→ **YOUR TASK**
If a line in the records contains the string "Number", show that line.

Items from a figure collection
::::

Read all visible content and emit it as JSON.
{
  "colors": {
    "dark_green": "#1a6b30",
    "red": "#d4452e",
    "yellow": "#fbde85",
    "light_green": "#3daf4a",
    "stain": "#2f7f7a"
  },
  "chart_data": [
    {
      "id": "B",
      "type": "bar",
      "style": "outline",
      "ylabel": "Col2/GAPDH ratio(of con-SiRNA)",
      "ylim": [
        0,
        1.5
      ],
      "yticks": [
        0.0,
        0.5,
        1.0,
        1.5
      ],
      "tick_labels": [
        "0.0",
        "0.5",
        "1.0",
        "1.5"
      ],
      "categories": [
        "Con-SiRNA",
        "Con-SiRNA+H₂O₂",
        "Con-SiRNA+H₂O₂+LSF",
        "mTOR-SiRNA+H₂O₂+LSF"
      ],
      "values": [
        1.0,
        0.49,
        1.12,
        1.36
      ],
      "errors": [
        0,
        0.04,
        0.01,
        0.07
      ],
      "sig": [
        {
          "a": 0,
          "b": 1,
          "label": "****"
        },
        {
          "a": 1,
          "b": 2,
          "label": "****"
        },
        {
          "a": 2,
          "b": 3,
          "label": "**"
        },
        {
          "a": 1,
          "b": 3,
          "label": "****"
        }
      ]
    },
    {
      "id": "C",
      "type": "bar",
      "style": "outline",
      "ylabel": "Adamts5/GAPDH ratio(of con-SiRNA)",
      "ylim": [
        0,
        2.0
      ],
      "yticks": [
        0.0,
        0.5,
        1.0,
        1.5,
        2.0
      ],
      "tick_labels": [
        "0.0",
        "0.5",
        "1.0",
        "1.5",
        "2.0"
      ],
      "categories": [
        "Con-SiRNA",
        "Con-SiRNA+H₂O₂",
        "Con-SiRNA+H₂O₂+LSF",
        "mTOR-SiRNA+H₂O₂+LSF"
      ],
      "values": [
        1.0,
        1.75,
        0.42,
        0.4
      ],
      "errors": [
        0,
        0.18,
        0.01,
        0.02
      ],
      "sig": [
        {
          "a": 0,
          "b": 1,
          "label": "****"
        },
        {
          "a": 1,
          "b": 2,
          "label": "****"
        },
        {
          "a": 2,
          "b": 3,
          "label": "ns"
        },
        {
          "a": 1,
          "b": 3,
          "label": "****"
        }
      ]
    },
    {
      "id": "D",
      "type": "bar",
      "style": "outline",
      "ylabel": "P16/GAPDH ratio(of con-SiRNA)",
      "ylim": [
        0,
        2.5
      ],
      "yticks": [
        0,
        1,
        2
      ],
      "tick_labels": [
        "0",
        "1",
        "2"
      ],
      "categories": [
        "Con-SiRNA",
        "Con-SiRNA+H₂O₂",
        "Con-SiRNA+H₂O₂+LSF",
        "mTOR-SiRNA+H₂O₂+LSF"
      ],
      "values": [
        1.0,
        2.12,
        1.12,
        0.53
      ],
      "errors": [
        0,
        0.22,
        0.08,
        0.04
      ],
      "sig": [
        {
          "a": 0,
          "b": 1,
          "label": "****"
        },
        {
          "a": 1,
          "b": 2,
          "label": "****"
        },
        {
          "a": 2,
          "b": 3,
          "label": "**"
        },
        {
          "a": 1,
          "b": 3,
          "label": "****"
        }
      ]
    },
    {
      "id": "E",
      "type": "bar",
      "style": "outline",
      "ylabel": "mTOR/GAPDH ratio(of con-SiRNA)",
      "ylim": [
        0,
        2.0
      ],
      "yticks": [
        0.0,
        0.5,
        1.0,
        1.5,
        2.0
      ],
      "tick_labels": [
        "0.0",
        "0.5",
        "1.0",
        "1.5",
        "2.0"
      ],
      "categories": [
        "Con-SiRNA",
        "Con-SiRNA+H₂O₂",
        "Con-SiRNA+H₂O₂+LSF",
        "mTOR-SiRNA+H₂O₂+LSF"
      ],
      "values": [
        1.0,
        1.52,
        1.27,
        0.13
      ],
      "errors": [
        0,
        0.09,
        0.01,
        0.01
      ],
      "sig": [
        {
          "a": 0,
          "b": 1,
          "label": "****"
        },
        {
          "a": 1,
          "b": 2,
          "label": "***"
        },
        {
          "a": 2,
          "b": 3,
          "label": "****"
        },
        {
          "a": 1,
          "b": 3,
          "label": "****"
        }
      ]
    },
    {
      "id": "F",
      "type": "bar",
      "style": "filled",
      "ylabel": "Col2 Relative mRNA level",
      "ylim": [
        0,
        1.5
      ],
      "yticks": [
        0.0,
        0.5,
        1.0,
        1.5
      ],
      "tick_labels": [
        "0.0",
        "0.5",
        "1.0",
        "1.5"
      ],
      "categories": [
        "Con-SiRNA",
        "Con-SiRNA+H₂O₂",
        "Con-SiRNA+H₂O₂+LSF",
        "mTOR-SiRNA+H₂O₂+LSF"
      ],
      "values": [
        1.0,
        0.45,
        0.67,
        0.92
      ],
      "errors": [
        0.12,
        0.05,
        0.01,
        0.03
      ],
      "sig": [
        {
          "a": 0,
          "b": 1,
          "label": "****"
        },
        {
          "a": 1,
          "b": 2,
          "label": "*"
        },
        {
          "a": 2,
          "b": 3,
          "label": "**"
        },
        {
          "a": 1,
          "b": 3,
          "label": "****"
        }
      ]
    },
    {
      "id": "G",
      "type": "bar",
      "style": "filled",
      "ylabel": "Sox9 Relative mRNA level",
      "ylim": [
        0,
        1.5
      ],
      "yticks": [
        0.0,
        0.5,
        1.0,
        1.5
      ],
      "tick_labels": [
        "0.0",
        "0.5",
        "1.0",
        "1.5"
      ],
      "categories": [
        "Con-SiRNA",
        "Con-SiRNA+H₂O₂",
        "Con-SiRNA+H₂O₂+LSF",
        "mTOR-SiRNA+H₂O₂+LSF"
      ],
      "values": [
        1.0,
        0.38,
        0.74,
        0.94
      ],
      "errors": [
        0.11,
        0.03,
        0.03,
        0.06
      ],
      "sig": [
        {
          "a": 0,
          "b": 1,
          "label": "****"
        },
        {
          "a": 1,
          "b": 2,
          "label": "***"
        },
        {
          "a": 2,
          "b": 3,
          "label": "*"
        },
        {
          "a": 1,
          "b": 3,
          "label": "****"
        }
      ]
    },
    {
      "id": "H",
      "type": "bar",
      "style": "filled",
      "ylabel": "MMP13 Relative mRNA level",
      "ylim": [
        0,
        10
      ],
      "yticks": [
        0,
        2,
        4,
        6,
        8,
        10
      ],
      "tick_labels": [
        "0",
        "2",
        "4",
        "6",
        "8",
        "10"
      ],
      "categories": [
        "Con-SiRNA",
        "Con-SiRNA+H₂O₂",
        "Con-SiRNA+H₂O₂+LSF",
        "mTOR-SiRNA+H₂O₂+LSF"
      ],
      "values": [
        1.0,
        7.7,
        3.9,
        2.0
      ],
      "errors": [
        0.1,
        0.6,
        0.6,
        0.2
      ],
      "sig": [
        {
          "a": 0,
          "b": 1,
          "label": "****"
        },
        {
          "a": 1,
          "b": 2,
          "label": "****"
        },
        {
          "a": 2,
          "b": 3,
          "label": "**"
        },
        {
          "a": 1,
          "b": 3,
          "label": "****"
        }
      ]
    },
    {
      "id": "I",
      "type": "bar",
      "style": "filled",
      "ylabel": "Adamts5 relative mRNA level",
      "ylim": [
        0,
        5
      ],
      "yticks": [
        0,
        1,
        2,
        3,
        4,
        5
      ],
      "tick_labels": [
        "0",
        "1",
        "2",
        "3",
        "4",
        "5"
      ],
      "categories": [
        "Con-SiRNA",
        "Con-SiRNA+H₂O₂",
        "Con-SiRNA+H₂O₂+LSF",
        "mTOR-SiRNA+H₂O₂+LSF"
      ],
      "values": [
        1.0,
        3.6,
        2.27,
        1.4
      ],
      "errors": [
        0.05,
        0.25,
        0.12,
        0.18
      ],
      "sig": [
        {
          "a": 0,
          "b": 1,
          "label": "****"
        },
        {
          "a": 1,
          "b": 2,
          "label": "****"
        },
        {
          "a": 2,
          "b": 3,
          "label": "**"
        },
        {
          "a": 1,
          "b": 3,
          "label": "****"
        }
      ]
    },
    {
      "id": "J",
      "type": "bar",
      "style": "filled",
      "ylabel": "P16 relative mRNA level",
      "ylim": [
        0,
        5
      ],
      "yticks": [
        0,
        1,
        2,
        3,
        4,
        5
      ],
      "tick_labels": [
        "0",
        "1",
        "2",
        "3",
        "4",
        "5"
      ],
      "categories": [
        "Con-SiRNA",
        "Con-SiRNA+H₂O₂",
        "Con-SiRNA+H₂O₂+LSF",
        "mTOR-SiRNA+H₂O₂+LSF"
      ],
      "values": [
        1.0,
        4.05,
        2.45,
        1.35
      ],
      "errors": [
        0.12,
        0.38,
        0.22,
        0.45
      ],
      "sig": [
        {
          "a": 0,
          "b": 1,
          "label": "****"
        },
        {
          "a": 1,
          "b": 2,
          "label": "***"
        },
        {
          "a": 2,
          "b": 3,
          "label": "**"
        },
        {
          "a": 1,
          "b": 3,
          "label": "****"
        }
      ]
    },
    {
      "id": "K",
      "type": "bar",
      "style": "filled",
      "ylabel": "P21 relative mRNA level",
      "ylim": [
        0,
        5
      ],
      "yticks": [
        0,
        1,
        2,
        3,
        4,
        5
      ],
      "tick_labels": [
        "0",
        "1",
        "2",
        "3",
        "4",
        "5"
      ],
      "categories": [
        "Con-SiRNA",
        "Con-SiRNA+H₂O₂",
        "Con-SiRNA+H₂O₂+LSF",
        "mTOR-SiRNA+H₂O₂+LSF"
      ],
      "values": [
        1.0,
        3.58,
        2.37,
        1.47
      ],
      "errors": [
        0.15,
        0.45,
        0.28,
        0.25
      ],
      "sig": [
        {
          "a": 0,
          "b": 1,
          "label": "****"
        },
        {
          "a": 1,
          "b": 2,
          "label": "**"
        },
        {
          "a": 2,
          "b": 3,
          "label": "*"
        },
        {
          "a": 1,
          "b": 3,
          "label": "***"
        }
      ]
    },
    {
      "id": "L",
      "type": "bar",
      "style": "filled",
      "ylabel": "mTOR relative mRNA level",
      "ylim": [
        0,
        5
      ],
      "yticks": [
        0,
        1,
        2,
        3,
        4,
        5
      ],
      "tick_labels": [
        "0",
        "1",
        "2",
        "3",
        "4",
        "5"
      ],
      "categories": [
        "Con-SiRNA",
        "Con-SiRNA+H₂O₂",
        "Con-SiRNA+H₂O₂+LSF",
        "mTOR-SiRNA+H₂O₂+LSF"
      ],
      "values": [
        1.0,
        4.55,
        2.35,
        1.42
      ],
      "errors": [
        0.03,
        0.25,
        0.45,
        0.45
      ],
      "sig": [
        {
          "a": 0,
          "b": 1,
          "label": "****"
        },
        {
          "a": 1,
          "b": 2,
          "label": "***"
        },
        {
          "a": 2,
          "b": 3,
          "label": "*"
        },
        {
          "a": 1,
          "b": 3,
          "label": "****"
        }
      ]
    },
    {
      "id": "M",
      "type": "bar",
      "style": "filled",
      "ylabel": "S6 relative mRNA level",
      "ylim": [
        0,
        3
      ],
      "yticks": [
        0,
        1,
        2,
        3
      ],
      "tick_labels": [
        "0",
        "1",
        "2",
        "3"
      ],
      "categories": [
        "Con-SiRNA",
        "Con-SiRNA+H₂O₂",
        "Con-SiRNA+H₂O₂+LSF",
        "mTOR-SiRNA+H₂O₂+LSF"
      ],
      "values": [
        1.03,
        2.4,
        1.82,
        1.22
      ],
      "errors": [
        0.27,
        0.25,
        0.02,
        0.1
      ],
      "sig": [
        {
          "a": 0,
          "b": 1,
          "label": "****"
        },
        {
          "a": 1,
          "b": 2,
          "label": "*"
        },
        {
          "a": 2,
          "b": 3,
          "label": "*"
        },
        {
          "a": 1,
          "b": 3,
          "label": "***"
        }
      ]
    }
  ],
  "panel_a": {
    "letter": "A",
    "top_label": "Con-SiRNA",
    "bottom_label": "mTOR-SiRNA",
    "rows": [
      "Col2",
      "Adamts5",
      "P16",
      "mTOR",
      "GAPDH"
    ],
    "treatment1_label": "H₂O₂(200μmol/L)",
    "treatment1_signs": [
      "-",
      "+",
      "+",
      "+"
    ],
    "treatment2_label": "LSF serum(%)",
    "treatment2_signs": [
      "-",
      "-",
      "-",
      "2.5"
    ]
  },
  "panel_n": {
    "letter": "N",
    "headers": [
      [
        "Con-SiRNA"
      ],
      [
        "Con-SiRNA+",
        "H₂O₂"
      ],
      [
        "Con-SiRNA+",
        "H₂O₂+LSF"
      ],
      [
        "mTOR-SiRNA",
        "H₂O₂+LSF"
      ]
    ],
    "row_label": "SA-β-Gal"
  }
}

::::

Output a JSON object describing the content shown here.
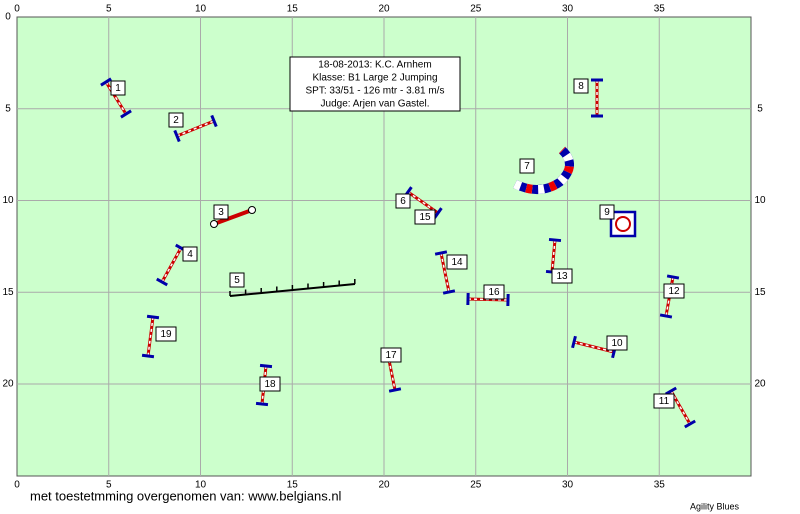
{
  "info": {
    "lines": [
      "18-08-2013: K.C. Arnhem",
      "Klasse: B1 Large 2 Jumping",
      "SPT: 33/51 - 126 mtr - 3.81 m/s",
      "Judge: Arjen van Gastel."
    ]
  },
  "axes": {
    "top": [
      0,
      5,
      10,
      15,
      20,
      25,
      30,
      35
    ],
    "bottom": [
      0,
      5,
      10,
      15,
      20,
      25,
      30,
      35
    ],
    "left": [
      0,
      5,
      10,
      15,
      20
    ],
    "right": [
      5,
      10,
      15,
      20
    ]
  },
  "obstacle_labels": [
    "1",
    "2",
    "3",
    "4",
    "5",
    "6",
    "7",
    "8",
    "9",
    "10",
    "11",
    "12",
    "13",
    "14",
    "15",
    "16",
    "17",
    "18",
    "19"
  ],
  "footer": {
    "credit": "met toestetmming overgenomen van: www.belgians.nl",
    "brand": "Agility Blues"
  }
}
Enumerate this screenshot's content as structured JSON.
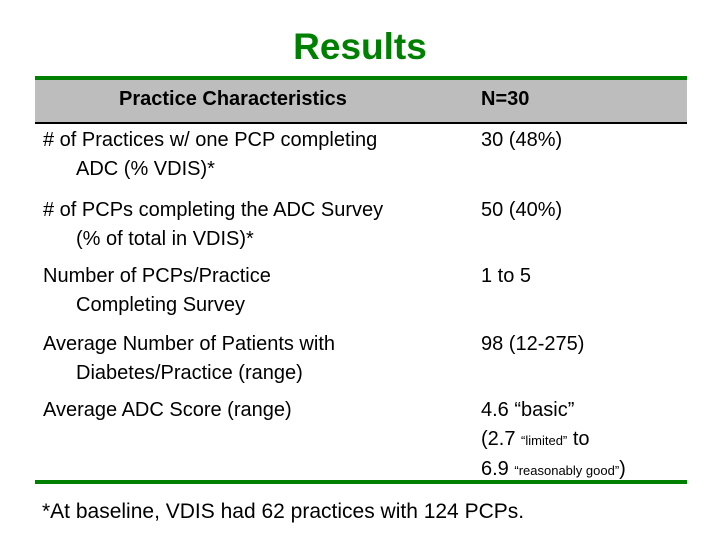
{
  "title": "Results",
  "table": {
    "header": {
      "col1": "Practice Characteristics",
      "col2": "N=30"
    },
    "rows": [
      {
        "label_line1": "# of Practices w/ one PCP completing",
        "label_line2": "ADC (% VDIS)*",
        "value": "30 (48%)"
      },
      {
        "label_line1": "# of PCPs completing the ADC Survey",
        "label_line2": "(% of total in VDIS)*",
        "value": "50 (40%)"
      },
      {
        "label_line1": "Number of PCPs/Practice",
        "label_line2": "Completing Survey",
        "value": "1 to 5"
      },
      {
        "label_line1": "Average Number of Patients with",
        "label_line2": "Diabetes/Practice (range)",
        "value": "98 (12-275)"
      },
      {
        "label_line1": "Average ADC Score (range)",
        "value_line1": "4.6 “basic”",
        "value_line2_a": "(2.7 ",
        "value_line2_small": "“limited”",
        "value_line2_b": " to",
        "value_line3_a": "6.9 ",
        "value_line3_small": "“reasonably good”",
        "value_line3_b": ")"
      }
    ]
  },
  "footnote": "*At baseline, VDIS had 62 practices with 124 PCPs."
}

::::

→ **TASK OUTPUT**
        "label_line1": "Number of PCPs/Practice",
        "label_line1": "Average Number of Patients with",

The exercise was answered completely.